• THE TASK
For the listing below, give the count of lines containing "your", and no other text.

[Stored data]

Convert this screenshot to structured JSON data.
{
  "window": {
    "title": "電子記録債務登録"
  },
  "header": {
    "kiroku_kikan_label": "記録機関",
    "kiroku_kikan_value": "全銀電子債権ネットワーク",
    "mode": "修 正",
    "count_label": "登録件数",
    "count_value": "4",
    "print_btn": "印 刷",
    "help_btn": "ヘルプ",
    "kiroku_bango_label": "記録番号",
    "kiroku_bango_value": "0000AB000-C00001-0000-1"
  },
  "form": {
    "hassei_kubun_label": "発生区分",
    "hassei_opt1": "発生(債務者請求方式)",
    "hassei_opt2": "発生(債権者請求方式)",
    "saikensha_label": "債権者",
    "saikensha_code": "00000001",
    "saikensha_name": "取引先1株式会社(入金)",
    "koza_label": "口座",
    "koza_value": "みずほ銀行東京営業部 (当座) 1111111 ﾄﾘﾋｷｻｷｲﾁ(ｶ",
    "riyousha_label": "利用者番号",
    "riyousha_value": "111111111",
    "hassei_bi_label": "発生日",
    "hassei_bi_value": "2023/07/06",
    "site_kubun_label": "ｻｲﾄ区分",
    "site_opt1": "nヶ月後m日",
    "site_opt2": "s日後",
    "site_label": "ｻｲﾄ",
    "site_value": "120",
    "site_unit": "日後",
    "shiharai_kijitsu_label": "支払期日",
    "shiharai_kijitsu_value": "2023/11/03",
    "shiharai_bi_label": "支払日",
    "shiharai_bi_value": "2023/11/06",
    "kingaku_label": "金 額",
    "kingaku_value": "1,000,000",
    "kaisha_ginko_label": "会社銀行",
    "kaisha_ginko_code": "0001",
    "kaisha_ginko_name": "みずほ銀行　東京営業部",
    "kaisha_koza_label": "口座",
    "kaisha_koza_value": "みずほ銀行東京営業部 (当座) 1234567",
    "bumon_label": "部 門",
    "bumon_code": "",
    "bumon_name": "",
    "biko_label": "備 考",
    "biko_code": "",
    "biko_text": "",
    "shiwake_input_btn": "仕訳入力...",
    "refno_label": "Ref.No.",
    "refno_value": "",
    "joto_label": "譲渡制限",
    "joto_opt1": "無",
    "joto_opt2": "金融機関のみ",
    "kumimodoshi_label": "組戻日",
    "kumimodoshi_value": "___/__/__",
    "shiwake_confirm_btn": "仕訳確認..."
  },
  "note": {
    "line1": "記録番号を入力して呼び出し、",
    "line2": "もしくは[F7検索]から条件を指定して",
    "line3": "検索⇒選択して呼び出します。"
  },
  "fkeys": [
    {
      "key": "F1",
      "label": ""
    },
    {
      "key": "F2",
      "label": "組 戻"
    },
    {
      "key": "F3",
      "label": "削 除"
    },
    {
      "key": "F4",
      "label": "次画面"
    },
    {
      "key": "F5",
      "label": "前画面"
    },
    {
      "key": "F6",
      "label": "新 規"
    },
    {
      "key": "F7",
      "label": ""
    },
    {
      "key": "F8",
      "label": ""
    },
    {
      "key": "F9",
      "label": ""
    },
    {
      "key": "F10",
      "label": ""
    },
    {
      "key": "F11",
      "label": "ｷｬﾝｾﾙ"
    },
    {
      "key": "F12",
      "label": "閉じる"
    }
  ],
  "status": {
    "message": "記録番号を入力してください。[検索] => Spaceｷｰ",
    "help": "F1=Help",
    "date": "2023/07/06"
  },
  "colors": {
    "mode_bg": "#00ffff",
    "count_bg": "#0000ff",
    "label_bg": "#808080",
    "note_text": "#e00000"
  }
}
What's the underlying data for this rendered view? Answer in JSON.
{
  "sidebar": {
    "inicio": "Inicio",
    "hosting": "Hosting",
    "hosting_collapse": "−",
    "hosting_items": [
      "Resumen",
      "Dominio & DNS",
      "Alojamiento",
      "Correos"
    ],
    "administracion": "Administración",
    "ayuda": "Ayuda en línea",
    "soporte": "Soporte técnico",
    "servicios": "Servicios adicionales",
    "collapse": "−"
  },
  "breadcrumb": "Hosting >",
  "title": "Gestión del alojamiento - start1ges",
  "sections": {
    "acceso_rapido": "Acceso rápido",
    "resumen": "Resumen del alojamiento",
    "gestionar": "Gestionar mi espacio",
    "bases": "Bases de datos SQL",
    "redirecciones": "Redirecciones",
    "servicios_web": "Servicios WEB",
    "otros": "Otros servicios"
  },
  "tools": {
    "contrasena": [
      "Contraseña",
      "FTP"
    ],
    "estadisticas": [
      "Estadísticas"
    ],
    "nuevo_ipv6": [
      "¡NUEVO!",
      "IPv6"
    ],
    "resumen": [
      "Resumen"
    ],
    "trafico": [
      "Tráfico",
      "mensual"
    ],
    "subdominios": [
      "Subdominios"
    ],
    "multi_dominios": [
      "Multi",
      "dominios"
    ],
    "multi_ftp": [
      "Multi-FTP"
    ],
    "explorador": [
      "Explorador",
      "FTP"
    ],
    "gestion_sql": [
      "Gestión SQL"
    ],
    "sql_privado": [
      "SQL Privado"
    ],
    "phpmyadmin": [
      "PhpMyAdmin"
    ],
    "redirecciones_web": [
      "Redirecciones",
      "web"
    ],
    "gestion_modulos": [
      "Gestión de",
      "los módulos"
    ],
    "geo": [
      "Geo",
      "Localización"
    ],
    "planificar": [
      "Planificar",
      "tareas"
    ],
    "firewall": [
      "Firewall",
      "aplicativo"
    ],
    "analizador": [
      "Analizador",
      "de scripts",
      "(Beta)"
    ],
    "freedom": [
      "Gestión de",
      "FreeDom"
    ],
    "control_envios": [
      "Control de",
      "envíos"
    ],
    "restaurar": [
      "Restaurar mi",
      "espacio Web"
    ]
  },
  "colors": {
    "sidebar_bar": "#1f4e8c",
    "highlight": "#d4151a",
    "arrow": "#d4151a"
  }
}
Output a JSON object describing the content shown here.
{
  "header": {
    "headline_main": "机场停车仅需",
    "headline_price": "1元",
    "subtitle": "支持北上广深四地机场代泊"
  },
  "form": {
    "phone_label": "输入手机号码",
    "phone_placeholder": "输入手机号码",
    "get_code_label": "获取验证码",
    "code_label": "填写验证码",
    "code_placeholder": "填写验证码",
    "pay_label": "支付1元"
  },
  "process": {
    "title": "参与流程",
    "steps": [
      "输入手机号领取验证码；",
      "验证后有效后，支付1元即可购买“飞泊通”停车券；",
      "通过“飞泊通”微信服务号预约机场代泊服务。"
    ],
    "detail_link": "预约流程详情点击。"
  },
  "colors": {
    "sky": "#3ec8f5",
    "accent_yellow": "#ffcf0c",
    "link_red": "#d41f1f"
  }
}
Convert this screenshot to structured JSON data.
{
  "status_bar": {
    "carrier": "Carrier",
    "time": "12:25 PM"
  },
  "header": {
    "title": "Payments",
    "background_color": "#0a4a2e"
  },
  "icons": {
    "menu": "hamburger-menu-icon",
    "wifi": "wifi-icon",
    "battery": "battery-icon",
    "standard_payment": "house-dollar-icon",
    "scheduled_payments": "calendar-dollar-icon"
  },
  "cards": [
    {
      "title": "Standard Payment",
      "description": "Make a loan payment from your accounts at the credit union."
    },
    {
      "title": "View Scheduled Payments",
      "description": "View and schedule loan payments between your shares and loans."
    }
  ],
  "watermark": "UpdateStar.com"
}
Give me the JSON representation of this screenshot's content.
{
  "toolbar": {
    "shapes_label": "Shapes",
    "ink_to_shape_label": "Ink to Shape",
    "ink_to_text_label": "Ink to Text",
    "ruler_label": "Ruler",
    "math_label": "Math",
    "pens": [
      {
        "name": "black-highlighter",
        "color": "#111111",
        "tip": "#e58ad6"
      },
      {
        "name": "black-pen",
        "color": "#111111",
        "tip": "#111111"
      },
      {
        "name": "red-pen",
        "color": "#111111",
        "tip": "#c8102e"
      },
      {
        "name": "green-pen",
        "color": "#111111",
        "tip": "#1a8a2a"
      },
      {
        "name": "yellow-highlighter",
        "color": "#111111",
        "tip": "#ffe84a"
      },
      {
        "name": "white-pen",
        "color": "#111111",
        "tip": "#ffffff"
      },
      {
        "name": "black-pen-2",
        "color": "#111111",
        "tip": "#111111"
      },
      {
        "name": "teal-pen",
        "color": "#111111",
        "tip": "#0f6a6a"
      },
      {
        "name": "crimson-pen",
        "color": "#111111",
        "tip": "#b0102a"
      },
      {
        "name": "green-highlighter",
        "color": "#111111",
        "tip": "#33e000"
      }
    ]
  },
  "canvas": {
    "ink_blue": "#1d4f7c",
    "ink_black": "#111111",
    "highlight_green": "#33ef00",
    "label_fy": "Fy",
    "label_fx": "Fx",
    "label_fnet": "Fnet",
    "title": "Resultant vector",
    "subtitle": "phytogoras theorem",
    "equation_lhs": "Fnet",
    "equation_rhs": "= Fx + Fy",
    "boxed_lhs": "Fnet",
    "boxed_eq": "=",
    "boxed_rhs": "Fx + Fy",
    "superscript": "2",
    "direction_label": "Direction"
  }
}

• THE SOLUTION
2